──────── INPUT RECORDS ────────

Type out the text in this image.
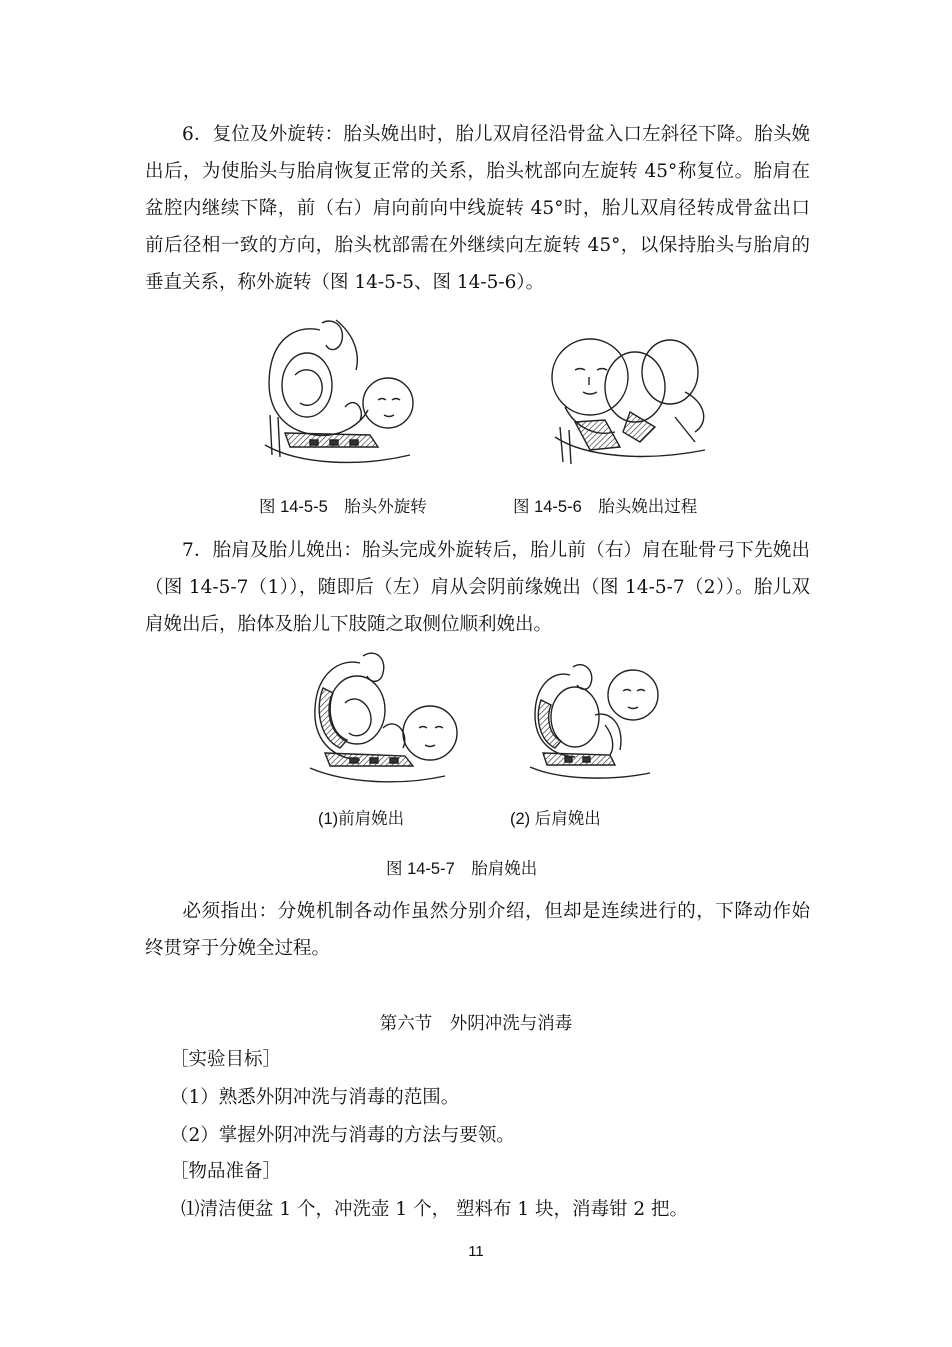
6．复位及外旋转：胎头娩出时，胎儿双肩径沿骨盆入口左斜径下降。胎头娩出后，为使胎头与胎肩恢复正常的关系，胎头枕部向左旋转 45°称复位。胎肩在盆腔内继续下降，前（右）肩向前向中线旋转 45°时，胎儿双肩径转成骨盆出口前后径相一致的方向，胎头枕部需在外继续向左旋转 45°，以保持胎头与胎肩的垂直关系，称外旋转（图 14-5-5、图 14-5-6）。

图 14-5-5　胎头外旋转	图 14-5-6　胎头娩出过程

7．胎肩及胎儿娩出：胎头完成外旋转后，胎儿前（右）肩在耻骨弓下先娩出（图 14-5-7（1）），随即后（左）肩从会阴前缘娩出（图 14-5-7（2））。胎儿双肩娩出后，胎体及胎儿下肢随之取侧位顺利娩出。

(1)前肩娩出	(2) 后肩娩出
图 14-5-7　胎肩娩出

必须指出：分娩机制各动作虽然分别介绍，但却是连续进行的，下降动作始终贯穿于分娩全过程。

第六节　外阴冲洗与消毒
［实验目标］
（1）熟悉外阴冲洗与消毒的范围。
（2）掌握外阴冲洗与消毒的方法与要领。
［物品准备］
⑴清洁便盆 1 个，冲洗壶 1 个， 塑料布 1 块，消毒钳 2 把。
11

────────

Extract the full listing above verbatim; pictures are to be left out of the copy.

- **RESULT BELOW**
Type out the text in this image.
6．复位及外旋转：胎头娩出时，胎儿双肩径沿骨盆入口左斜径下降。胎头娩出后，为使胎头与胎肩恢复正常的关系，胎头枕部向左旋转 45°称复位。胎肩在盆腔内继续下降，前（右）肩向前向中线旋转 45°时，胎儿双肩径转成骨盆出口前后径相一致的方向，胎头枕部需在外继续向左旋转 45°，以保持胎头与胎肩的垂直关系，称外旋转（图 14-5-5、图 14-5-6）。

图 14-5-5　胎头外旋转	图 14-5-6　胎头娩出过程

7．胎肩及胎儿娩出：胎头完成外旋转后，胎儿前（右）肩在耻骨弓下先娩出（图 14-5-7（1）），随即后（左）肩从会阴前缘娩出（图 14-5-7（2））。胎儿双肩娩出后，胎体及胎儿下肢随之取侧位顺利娩出。

(1)前肩娩出	(2) 后肩娩出
图 14-5-7　胎肩娩出

必须指出：分娩机制各动作虽然分别介绍，但却是连续进行的，下降动作始终贯穿于分娩全过程。

第六节　外阴冲洗与消毒
［实验目标］
（1）熟悉外阴冲洗与消毒的范围。
（2）掌握外阴冲洗与消毒的方法与要领。
［物品准备］
⑴清洁便盆 1 个，冲洗壶 1 个， 塑料布 1 块，消毒钳 2 把。
11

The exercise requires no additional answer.